» **Required work**
Translate this sentence from the biography of Lorenzo Charles below into Spanish: "He played briefly in the National Basketball Association and for several professional teams in Europe."

» **Extract provided**
..........

Lorenzo Emile Charles (November 25, 1963 – June 27, 2011) was an American college and professional basketball player. A native of Brooklyn, New York, Charles played basketball for North Carolina State University and scored the game-winning points in the championship game of the 1983 NCAA Division I men's basketball tournament. He played briefly in the National Basketball Association and for several professional teams in Europe. Charles died in a bus accident on June 27, 2011, at age 47.

Biography
Lorenzo Charles was born in Brooklyn, New York to Panamanian immigrants. He was a 1981 graduate of Brooklyn Technical High School and played college basketball at North Carolina State University in Raleigh. During his sophomore season with the Wolfpack, Charles scored the game-winning set-back dunk off an airball shot Dereck Whittenburg in the final seconds of the championship game of the 1983 NCAA Tournament. The basket broke a 52–52 tie at The Pit in Albuquerque, New Mexico, as NC State scored the last eight points to defeat the top-ranked and heavily favored Houston Cougars, led by Hakeem "The Dream" Olajuwon, Clyde "The Glide" Drexler and the rest of Phi Slama Jama.

Charles blossomed into a star in his next two seasons for the Wolfpack. After packing on another  of muscle, he averaged 18 points and more than eight rebounds a game in 1983–84, becoming a third-team All-American. As a senior, Charles  averaged 18 points a game and grabbed more than six rebounds as NC State finished the regular season tied for first-place with a 9–5 conference record in the Atlantic Coast Conference. The Wolfpack advanced to the Elite Eight in the 1985 NCAA Tournament, but fell 69–60 in the West region finals to St. John's University, led by player of the year Chris Mullin. Charles' number 43 was honored by the NC State program in 2008, 25 years after his most-famous dunk.

..........

» **Records shown**

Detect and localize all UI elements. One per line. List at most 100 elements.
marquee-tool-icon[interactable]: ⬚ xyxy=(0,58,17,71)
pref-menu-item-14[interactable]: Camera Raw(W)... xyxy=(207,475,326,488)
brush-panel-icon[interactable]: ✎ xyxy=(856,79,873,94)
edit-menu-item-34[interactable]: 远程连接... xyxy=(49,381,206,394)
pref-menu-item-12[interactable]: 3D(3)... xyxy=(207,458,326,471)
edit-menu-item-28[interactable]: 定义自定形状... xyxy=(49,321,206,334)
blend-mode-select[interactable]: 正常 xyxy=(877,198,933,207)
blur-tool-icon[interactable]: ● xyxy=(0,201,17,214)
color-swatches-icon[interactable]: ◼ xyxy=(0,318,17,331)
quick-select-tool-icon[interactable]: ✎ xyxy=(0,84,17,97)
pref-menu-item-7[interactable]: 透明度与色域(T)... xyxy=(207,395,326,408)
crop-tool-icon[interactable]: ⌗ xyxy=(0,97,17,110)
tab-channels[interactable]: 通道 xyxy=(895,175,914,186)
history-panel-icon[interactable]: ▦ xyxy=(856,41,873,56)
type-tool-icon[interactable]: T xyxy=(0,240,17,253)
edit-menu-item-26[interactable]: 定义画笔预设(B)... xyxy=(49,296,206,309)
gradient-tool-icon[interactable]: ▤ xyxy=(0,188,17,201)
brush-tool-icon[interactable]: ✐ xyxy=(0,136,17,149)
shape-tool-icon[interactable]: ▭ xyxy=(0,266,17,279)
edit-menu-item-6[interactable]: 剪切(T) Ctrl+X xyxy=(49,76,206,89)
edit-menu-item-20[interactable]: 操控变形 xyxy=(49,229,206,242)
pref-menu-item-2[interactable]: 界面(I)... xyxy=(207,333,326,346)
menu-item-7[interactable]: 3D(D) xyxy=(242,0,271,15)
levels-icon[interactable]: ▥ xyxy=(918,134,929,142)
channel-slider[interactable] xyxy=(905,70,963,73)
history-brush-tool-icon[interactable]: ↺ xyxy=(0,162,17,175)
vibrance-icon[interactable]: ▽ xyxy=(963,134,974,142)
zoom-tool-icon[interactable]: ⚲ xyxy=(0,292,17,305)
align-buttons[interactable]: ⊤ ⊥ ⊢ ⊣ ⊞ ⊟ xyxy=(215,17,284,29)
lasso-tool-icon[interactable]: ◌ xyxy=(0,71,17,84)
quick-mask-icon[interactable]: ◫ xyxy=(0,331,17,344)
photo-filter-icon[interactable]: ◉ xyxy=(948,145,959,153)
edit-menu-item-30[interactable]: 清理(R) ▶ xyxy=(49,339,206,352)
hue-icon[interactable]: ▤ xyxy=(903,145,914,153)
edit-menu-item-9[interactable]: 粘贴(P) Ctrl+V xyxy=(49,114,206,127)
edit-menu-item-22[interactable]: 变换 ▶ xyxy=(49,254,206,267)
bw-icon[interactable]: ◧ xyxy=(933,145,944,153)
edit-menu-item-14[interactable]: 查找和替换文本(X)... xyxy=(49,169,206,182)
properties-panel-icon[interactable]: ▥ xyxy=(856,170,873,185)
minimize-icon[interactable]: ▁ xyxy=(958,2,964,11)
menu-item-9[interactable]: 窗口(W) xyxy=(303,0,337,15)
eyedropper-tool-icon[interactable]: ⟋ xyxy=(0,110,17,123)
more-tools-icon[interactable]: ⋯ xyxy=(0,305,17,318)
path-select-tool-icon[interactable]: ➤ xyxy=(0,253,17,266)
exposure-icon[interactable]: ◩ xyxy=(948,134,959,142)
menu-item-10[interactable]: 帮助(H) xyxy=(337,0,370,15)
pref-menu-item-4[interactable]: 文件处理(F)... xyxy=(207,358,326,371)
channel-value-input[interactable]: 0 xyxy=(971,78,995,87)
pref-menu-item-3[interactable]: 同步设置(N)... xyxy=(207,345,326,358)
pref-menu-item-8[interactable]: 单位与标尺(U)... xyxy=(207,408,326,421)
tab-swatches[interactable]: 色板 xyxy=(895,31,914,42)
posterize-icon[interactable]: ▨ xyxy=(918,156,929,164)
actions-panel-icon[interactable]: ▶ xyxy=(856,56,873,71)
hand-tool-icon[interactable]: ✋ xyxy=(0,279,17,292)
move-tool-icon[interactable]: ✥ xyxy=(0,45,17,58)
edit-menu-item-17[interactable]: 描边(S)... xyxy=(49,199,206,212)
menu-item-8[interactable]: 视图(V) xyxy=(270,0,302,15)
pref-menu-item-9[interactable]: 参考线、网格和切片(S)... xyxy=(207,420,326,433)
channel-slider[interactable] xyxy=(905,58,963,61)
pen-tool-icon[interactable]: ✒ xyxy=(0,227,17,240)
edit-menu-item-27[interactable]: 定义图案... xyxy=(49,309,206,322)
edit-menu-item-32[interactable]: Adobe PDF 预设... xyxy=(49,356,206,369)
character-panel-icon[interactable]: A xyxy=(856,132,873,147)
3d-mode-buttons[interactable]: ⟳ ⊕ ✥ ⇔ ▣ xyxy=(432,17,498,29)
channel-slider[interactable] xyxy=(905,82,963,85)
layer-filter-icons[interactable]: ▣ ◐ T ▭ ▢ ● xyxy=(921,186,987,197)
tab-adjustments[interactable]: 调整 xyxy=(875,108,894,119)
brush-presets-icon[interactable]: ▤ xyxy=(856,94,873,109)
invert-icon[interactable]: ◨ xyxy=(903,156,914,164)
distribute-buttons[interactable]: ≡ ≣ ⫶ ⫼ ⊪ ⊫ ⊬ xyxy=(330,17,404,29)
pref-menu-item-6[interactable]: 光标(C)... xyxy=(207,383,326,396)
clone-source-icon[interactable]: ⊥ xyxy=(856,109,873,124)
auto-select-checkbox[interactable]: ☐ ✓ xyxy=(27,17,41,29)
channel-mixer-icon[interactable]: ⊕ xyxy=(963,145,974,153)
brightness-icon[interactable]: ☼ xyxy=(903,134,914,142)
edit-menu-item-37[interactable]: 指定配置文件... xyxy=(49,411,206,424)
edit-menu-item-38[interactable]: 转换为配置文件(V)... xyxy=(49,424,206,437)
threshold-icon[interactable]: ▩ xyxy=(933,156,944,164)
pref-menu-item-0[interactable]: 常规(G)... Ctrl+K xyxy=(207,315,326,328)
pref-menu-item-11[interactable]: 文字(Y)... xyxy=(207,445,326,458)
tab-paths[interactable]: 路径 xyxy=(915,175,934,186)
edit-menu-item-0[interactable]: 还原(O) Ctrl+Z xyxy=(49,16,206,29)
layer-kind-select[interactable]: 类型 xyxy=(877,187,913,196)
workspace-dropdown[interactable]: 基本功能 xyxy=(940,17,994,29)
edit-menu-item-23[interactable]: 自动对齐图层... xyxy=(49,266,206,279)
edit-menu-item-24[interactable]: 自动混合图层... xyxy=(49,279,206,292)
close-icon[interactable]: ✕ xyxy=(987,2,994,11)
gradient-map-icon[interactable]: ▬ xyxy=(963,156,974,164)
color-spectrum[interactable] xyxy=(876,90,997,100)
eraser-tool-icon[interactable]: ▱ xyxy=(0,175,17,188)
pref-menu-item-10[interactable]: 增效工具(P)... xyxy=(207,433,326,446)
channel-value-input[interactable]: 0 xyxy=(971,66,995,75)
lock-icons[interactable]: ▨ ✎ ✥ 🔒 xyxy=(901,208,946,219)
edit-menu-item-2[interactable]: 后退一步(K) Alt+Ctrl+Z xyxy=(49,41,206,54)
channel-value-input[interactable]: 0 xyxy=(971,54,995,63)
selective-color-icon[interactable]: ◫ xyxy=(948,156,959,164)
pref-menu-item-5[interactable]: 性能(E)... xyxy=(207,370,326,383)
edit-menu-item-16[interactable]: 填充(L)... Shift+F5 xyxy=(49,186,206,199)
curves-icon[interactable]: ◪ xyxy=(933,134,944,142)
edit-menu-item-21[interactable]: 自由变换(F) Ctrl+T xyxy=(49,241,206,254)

..........

» **Exercise output**
Jugó brevemente en la National Basketball Association y en varios equipos profesionales de Europa.